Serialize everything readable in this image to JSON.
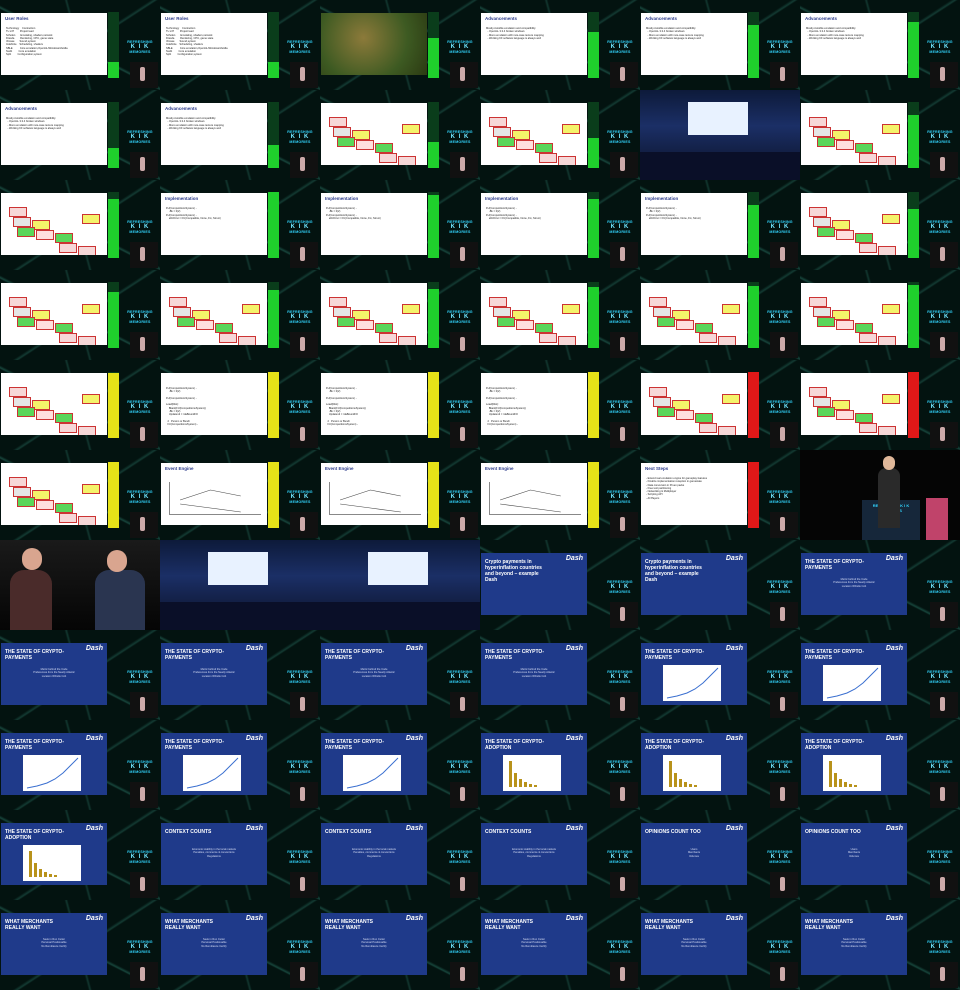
{
  "tiles": [
    {
      "kind": "slide",
      "title": "User Roles",
      "body": "Technology    Contraction\nTL:L37        Project lead\nScholen       Emulating, shaders,network\nDresda        Rendering, CPU, game state\nVitcase       Sound,system\nIndefinite    Scheduling, shaders\nSBLE          Core emulation,OpenGL/Windows/Vanilla\nNudit         Core emulation\nSplit         Configuration,system",
      "bar": 0.25
    },
    {
      "kind": "slide",
      "title": "User Roles",
      "body": "Technology    Contraction\nTL:L37        Project lead\nScholen       Emulating, shaders,network\nDresda        Rendering, CPU, game state\nVitcase       Sound,system\nIndefinite    Scheduling, shaders\nSBLE          Core emulation,OpenGL/Windows/Vanilla\nNudit         Core emulation\nSplit         Configuration,system",
      "bar": 0.25
    },
    {
      "kind": "game",
      "title": "",
      "body": "",
      "bar": 0.6
    },
    {
      "kind": "slide",
      "title": "Advancements",
      "body": "Mostly-invisible emulation and compatibility\n  - OpenGL 3.3.4 broken windows\n  - Mono emulation with rare-case texture mapping\n  - Working KF software language is always well",
      "bar": 0.7
    },
    {
      "kind": "slide",
      "title": "Advancements",
      "body": "Mostly-invisible emulation and compatibility\n  - OpenGL 3.3.4 broken windows\n  - Mono emulation with rare-case texture mapping\n  - Working KF software language is always well",
      "bar": 0.8
    },
    {
      "kind": "slide",
      "title": "Advancements",
      "body": "Mostly-invisible emulation and compatibility\n  - OpenGL 3.3.4 broken windows\n  - Mono emulation with rare-case texture mapping\n  - Working KF software language is always well",
      "bar": 0.85
    },
    {
      "kind": "slide",
      "title": "Advancements",
      "body": "Mostly-invisible emulation and compatibility\n  - OpenGL 3.3.4 broken windows\n  - Mono emulation with rare-case texture mapping\n  - Working KF software language is always well",
      "bar": 0.3
    },
    {
      "kind": "slide",
      "title": "Advancements",
      "body": "Mostly-invisible emulation and compatibility\n  - OpenGL 3.3.4 broken windows\n  - Mono emulation with rare-case texture mapping\n  - Working KF software language is always well",
      "bar": 0.35
    },
    {
      "kind": "diagram",
      "title": "",
      "body": "",
      "bar": 0.4
    },
    {
      "kind": "diagram",
      "title": "",
      "body": "",
      "bar": 0.45
    },
    {
      "kind": "photo",
      "title": "",
      "body": "",
      "bar": 0
    },
    {
      "kind": "diagram",
      "title": "",
      "body": "",
      "bar": 0.8
    },
    {
      "kind": "diagram",
      "title": "",
      "body": "",
      "bar": 0.9
    },
    {
      "kind": "slide",
      "title": "Implementation",
      "body": "FU(CompetitionsSystem) -\n    -Bk = 0(2)\nFU(CompetitionsSystem) -\n    eDirFirst = FU(Compatible, None, Fix, Struct)",
      "bar": 1.0
    },
    {
      "kind": "slide",
      "title": "Implementation",
      "body": "FU(CompetitionsSystem) -\n    -Bk = 0(2)\nFU(CompetitionsSystem) -\n    eDirFirst = FU(Compatible, None, Fix, Struct)",
      "bar": 0.95
    },
    {
      "kind": "slide",
      "title": "Implementation",
      "body": "FU(CompetitionsSystem) -\n    -Bk = 0(2)\nFU(CompetitionsSystem) -\n    eDirFirst = FU(Compatible, None, Fix, Struct)",
      "bar": 0.9
    },
    {
      "kind": "slide",
      "title": "Implementation",
      "body": "FU(CompetitionsSystem) -\n    -Bk = 0(2)\nFU(CompetitionsSystem) -\n    eDirFirst = FU(Compatible, None, Fix, Struct)",
      "bar": 0.8
    },
    {
      "kind": "diagram",
      "title": "",
      "body": "",
      "bar": 0.75
    },
    {
      "kind": "diagram",
      "title": "",
      "body": "",
      "bar": 0.85
    },
    {
      "kind": "diagram",
      "title": "",
      "body": "",
      "bar": 0.88
    },
    {
      "kind": "diagram",
      "title": "",
      "body": "",
      "bar": 0.9
    },
    {
      "kind": "diagram",
      "title": "",
      "body": "",
      "bar": 0.92
    },
    {
      "kind": "diagram",
      "title": "",
      "body": "",
      "bar": 0.94
    },
    {
      "kind": "diagram",
      "title": "",
      "body": "",
      "bar": 0.96
    },
    {
      "kind": "diagram",
      "title": "",
      "body": "",
      "bar": 0.98
    },
    {
      "kind": "slide",
      "title": "",
      "body": "FU(CompetitionsSystem) -\n    -Bk = 0(2)\n\nFU(CompetitionsSystem) -\n\nLoad(Dist):\n    Blank(FU(CompetitionsSystem))\n    -Bk = 0(2)\n    Updatend = rdaBoundFO\n\n  2   Pureim or Bundi\n  FU(CompetitionsSystem) -",
      "bar": 1.0
    },
    {
      "kind": "slide",
      "title": "",
      "body": "FU(CompetitionsSystem) -\n    -Bk = 0(2)\n\nFU(CompetitionsSystem) -\n\nLoad(Dist):\n    Blank(FU(CompetitionsSystem))\n    -Bk = 0(2)\n    Updatend = rdaBoundFO\n\n  2   Pureim or Bundi\n  FU(CompetitionsSystem) -",
      "bar": 1.0
    },
    {
      "kind": "slide",
      "title": "",
      "body": "FU(CompetitionsSystem) -\n    -Bk = 0(2)\n\nFU(CompetitionsSystem) -\n\nLoad(Dist):\n    Blank(FU(CompetitionsSystem))\n    -Bk = 0(2)\n    Updatend = rdaBoundFO\n\n  2   Pureim or Bundi\n  FU(CompetitionsSystem) -",
      "bar": 1.0
    },
    {
      "kind": "diagram",
      "title": "",
      "body": "",
      "bar": 1.0
    },
    {
      "kind": "diagram",
      "title": "",
      "body": "",
      "bar": 1.0
    },
    {
      "kind": "diagram",
      "title": "",
      "body": "",
      "bar": 1.0
    },
    {
      "kind": "chart",
      "title": "Event Engine",
      "body": "",
      "bar": 1.0
    },
    {
      "kind": "chart",
      "title": "Event Engine",
      "body": "",
      "bar": 1.0
    },
    {
      "kind": "chart",
      "title": "Event Engine",
      "body": "",
      "bar": 1.0
    },
    {
      "kind": "slide",
      "title": "Next Steps",
      "body": "- Extend real emulation engine for gameplay features\n- Finalize implementation reception in gamestate\n- Data conversion in Pruen packs\n- Free tool partitioning\n- Networking & Multiplayer\n- Scripting API\n- AI Players",
      "bar": 1.0
    },
    {
      "kind": "speaker",
      "title": "",
      "body": "",
      "bar": 0
    },
    {
      "kind": "cam",
      "title": "",
      "body": "",
      "bar": 0
    },
    {
      "kind": "photo",
      "title": "",
      "body": "",
      "bar": 0
    },
    {
      "kind": "photo",
      "title": "",
      "body": "",
      "bar": 0
    },
    {
      "kind": "dash",
      "title": "Crypto payments in hyperinflation countries and beyond – example Dash",
      "body": "",
      "bar": 0
    },
    {
      "kind": "dash",
      "title": "Crypto payments in hyperinflation countries and beyond – example Dash",
      "body": "",
      "bar": 0
    },
    {
      "kind": "dash",
      "title": "THE STATE OF CRYPTO-PAYMENTS",
      "body": "Metric behind the Code\nPreferences from the Nearly Atlantic\nLocation Whistle Cob",
      "bar": 0
    },
    {
      "kind": "dash",
      "title": "THE STATE OF CRYPTO-PAYMENTS",
      "body": "Metric behind the Code\nPreferences from the Nearly Atlantic\nLocation Whistle Cob",
      "bar": 0
    },
    {
      "kind": "dash",
      "title": "THE STATE OF CRYPTO-PAYMENTS",
      "body": "Metric behind the Code\nPreferences from the Nearly Atlantic\nLocation Whistle Cob",
      "bar": 0
    },
    {
      "kind": "dash",
      "title": "THE STATE OF CRYPTO-PAYMENTS",
      "body": "Metric behind the Code\nPreferences from the Nearly Atlantic\nLocation Whistle Cob",
      "bar": 0
    },
    {
      "kind": "dash",
      "title": "THE STATE OF CRYPTO-PAYMENTS",
      "body": "Metric behind the Code\nPreferences from the Nearly Atlantic\nLocation Whistle Cob",
      "bar": 0
    },
    {
      "kind": "dashchart",
      "title": "THE STATE OF CRYPTO-PAYMENTS",
      "body": "",
      "bar": 0
    },
    {
      "kind": "dashchart",
      "title": "THE STATE OF CRYPTO-PAYMENTS",
      "body": "",
      "bar": 0
    },
    {
      "kind": "dashchart",
      "title": "THE STATE OF CRYPTO-PAYMENTS",
      "body": "",
      "bar": 0
    },
    {
      "kind": "dashchart",
      "title": "THE STATE OF CRYPTO-PAYMENTS",
      "body": "",
      "bar": 0
    },
    {
      "kind": "dashchart",
      "title": "THE STATE OF CRYPTO-PAYMENTS",
      "body": "",
      "bar": 0
    },
    {
      "kind": "dashbar",
      "title": "THE STATE OF CRYPTO-ADOPTION",
      "body": "",
      "bar": 0
    },
    {
      "kind": "dashbar",
      "title": "THE STATE OF CRYPTO-ADOPTION",
      "body": "",
      "bar": 0
    },
    {
      "kind": "dashbar",
      "title": "THE STATE OF CRYPTO-ADOPTION",
      "body": "",
      "bar": 0
    },
    {
      "kind": "dashbar",
      "title": "THE STATE OF CRYPTO-ADOPTION",
      "body": "",
      "bar": 0
    },
    {
      "kind": "dash",
      "title": "CONTEXT COUNTS",
      "body": "Economic stability in the local markets\nPenalties, commerce & conventions\nRegulations",
      "bar": 0
    },
    {
      "kind": "dash",
      "title": "CONTEXT COUNTS",
      "body": "Economic stability in the local markets\nPenalties, commerce & conventions\nRegulations",
      "bar": 0
    },
    {
      "kind": "dash",
      "title": "CONTEXT COUNTS",
      "body": "Economic stability in the local markets\nPenalties, commerce & conventions\nRegulations",
      "bar": 0
    },
    {
      "kind": "dash",
      "title": "OPINIONS COUNT TOO",
      "body": "Users\nMerchants\nVolumes",
      "bar": 0
    },
    {
      "kind": "dash",
      "title": "OPINIONS COUNT TOO",
      "body": "Users\nMerchants\nVolumes",
      "bar": 0
    },
    {
      "kind": "dash",
      "title": "WHAT MERCHANTS REALLY WANT",
      "body": "Seek in Run Cutter\nPersonal Positionable\nNo Remittance Certify",
      "bar": 0
    },
    {
      "kind": "dash",
      "title": "WHAT MERCHANTS REALLY WANT",
      "body": "Seek in Run Cutter\nPersonal Positionable\nNo Remittance Certify",
      "bar": 0
    },
    {
      "kind": "dash",
      "title": "WHAT MERCHANTS REALLY WANT",
      "body": "Seek in Run Cutter\nPersonal Positionable\nNo Remittance Certify",
      "bar": 0
    },
    {
      "kind": "dash",
      "title": "WHAT MERCHANTS REALLY WANT",
      "body": "Seek in Run Cutter\nPersonal Positionable\nNo Remittance Certify",
      "bar": 0
    },
    {
      "kind": "dash",
      "title": "WHAT MERCHANTS REALLY WANT",
      "body": "Seek in Run Cutter\nPersonal Positionable\nNo Remittance Certify",
      "bar": 0
    },
    {
      "kind": "dash",
      "title": "WHAT MERCHANTS REALLY WANT",
      "body": "Seek in Run Cutter\nPersonal Positionable\nNo Remittance Certify",
      "bar": 0
    }
  ],
  "logo": {
    "top": "REFRESHING",
    "mid": "K I K",
    "bottom": "MEMORIES"
  },
  "dash_logo": "Dash",
  "colors": {
    "bar_green": "#1fcf2c",
    "bar_yellow": "#e6e218",
    "bar_red": "#e01818",
    "slide_blue": "#1f3a8a"
  }
}
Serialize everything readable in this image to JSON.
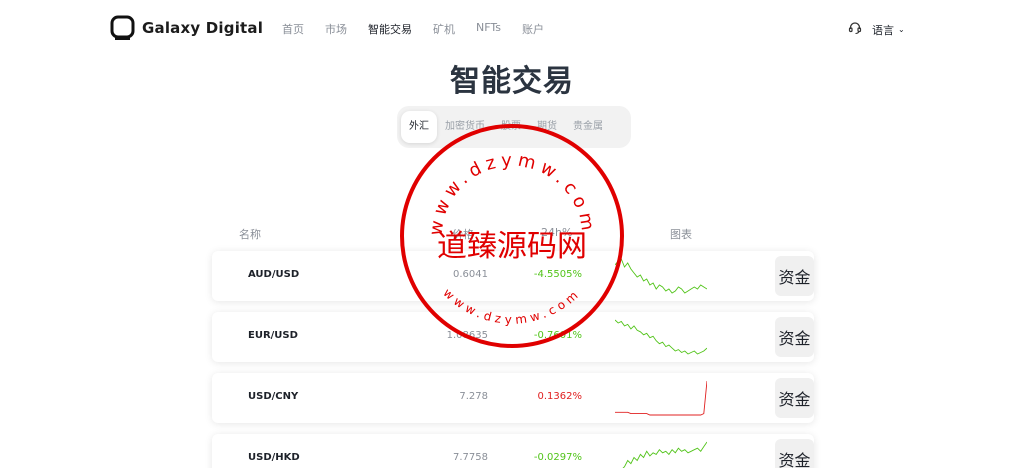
{
  "header": {
    "brand": "Galaxy Digital",
    "nav": [
      "首页",
      "市场",
      "智能交易",
      "矿机",
      "NFTs",
      "账户"
    ],
    "nav_active": 2,
    "language_label": "语言",
    "support_icon": "headset-icon",
    "language_icon": "chevron-down-icon"
  },
  "page": {
    "title": "智能交易"
  },
  "tabs": [
    "外汇",
    "加密货币",
    "股票",
    "期货",
    "贵金属"
  ],
  "tabs_active": 0,
  "table": {
    "headers": {
      "name": "名称",
      "price": "价格",
      "change": "24h%",
      "chart": "图表"
    },
    "rows": [
      {
        "pair": "AUD/USD",
        "price": "0.6041",
        "change": "-4.5505%",
        "direction": "up",
        "action": "资金",
        "spark": [
          12,
          10,
          9,
          13,
          11,
          14,
          16,
          18,
          17,
          20,
          19,
          22,
          21,
          24,
          22,
          23,
          25,
          24,
          26,
          25,
          23,
          24,
          26,
          25,
          24,
          23,
          24,
          22,
          23,
          24
        ]
      },
      {
        "pair": "EUR/USD",
        "price": "1.08635",
        "change": "-0.7601%",
        "direction": "up",
        "action": "资金",
        "spark": [
          6,
          8,
          7,
          10,
          9,
          12,
          10,
          13,
          14,
          16,
          15,
          18,
          17,
          20,
          22,
          21,
          24,
          23,
          25,
          27,
          26,
          28,
          27,
          29,
          28,
          27,
          29,
          28,
          27,
          25
        ]
      },
      {
        "pair": "USD/CNY",
        "price": "7.278",
        "change": "0.1362%",
        "direction": "down",
        "action": "资金",
        "spark": [
          26,
          26,
          26,
          26,
          26,
          27,
          27,
          27,
          27,
          27,
          27,
          28,
          28,
          28,
          28,
          28,
          28,
          28,
          28,
          28,
          28,
          28,
          28,
          28,
          28,
          28,
          28,
          28,
          27,
          3
        ]
      },
      {
        "pair": "USD/HKD",
        "price": "7.7758",
        "change": "-0.0297%",
        "direction": "up",
        "action": "资金",
        "spark": [
          30,
          28,
          26,
          24,
          20,
          22,
          18,
          20,
          16,
          18,
          14,
          17,
          15,
          16,
          13,
          15,
          14,
          16,
          13,
          15,
          12,
          14,
          13,
          15,
          14,
          13,
          12,
          14,
          11,
          8
        ]
      }
    ]
  },
  "colors": {
    "up": "#52c41a",
    "down": "#e02020",
    "title": "#2b3440",
    "seal": "#e00000"
  },
  "watermark": {
    "text": "道臻源码网",
    "arc_top": "www.dzymw.com",
    "arc_bottom": "www.dzymw.com"
  }
}
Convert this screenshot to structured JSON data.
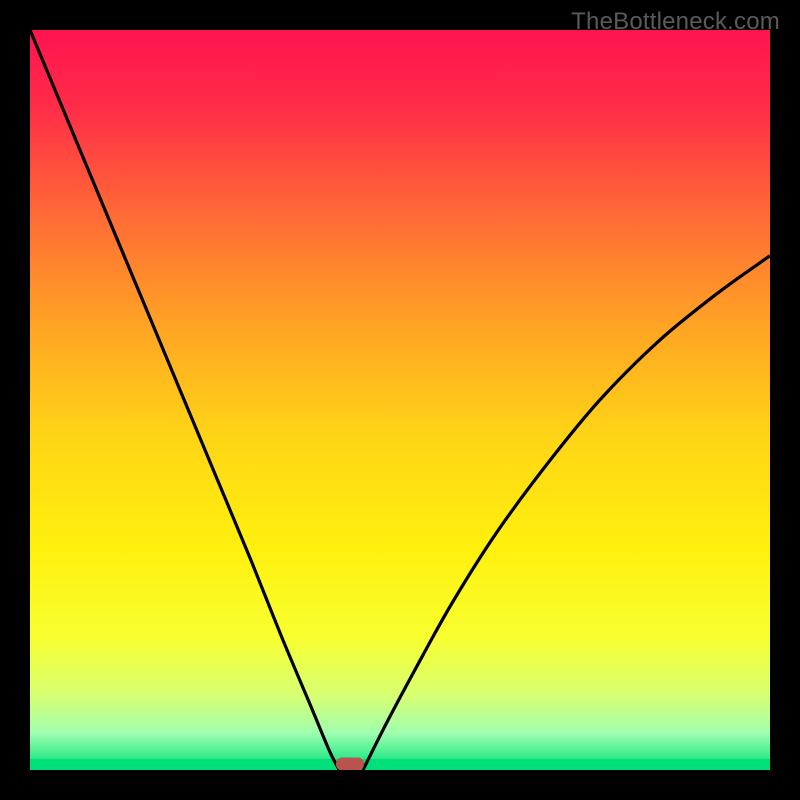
{
  "watermark": "TheBottleneck.com",
  "chart_data": {
    "type": "line",
    "title": "",
    "xlabel": "",
    "ylabel": "",
    "xlim": [
      0,
      1
    ],
    "ylim": [
      0,
      1
    ],
    "gradient_stops": [
      {
        "offset": 0.0,
        "color": "#ff1450"
      },
      {
        "offset": 0.1,
        "color": "#ff2b48"
      },
      {
        "offset": 0.25,
        "color": "#ff6a36"
      },
      {
        "offset": 0.4,
        "color": "#ffa424"
      },
      {
        "offset": 0.55,
        "color": "#ffd516"
      },
      {
        "offset": 0.7,
        "color": "#fff00e"
      },
      {
        "offset": 0.82,
        "color": "#f8ff30"
      },
      {
        "offset": 0.9,
        "color": "#d7ff73"
      },
      {
        "offset": 0.95,
        "color": "#9fffaf"
      },
      {
        "offset": 1.0,
        "color": "#00e07a"
      }
    ],
    "series": [
      {
        "name": "curve-left",
        "x": [
          0.0,
          0.05,
          0.1,
          0.15,
          0.2,
          0.25,
          0.3,
          0.34,
          0.38,
          0.405,
          0.418
        ],
        "values": [
          1.0,
          0.88,
          0.76,
          0.64,
          0.52,
          0.4,
          0.28,
          0.18,
          0.085,
          0.025,
          0.0
        ]
      },
      {
        "name": "curve-right",
        "x": [
          0.45,
          0.48,
          0.52,
          0.57,
          0.63,
          0.7,
          0.77,
          0.85,
          0.93,
          1.0
        ],
        "values": [
          0.0,
          0.06,
          0.135,
          0.225,
          0.32,
          0.415,
          0.5,
          0.58,
          0.645,
          0.695
        ]
      }
    ],
    "marker": {
      "x": 0.433,
      "y": 0.008,
      "color": "#b9534d"
    },
    "bottom_band_color": "#00e07a",
    "bottom_band_height": 0.015
  }
}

++++++++++

● WHAT YOU WILL DO:
Please quote the records above exactly, beginning at the line that contains "Convert this screenshot" and ending at their last line. Leave the pictures out.

● RESPONSE FOR THIS EXERCISE:
Convert this screenshot to structured JSON data.
{
  "watermark": "TheBottleneck.com",
  "chart_data": {
    "type": "line",
    "title": "",
    "xlabel": "",
    "ylabel": "",
    "xlim": [
      0,
      1
    ],
    "ylim": [
      0,
      1
    ],
    "gradient_stops": [
      {
        "offset": 0.0,
        "color": "#ff1450"
      },
      {
        "offset": 0.1,
        "color": "#ff2b48"
      },
      {
        "offset": 0.25,
        "color": "#ff6a36"
      },
      {
        "offset": 0.4,
        "color": "#ffa424"
      },
      {
        "offset": 0.55,
        "color": "#ffd516"
      },
      {
        "offset": 0.7,
        "color": "#fff00e"
      },
      {
        "offset": 0.82,
        "color": "#f8ff30"
      },
      {
        "offset": 0.9,
        "color": "#d7ff73"
      },
      {
        "offset": 0.95,
        "color": "#9fffaf"
      },
      {
        "offset": 1.0,
        "color": "#00e07a"
      }
    ],
    "series": [
      {
        "name": "curve-left",
        "x": [
          0.0,
          0.05,
          0.1,
          0.15,
          0.2,
          0.25,
          0.3,
          0.34,
          0.38,
          0.405,
          0.418
        ],
        "values": [
          1.0,
          0.88,
          0.76,
          0.64,
          0.52,
          0.4,
          0.28,
          0.18,
          0.085,
          0.025,
          0.0
        ]
      },
      {
        "name": "curve-right",
        "x": [
          0.45,
          0.48,
          0.52,
          0.57,
          0.63,
          0.7,
          0.77,
          0.85,
          0.93,
          1.0
        ],
        "values": [
          0.0,
          0.06,
          0.135,
          0.225,
          0.32,
          0.415,
          0.5,
          0.58,
          0.645,
          0.695
        ]
      }
    ],
    "marker": {
      "x": 0.433,
      "y": 0.008,
      "color": "#b9534d"
    },
    "bottom_band_color": "#00e07a",
    "bottom_band_height": 0.015
  }
}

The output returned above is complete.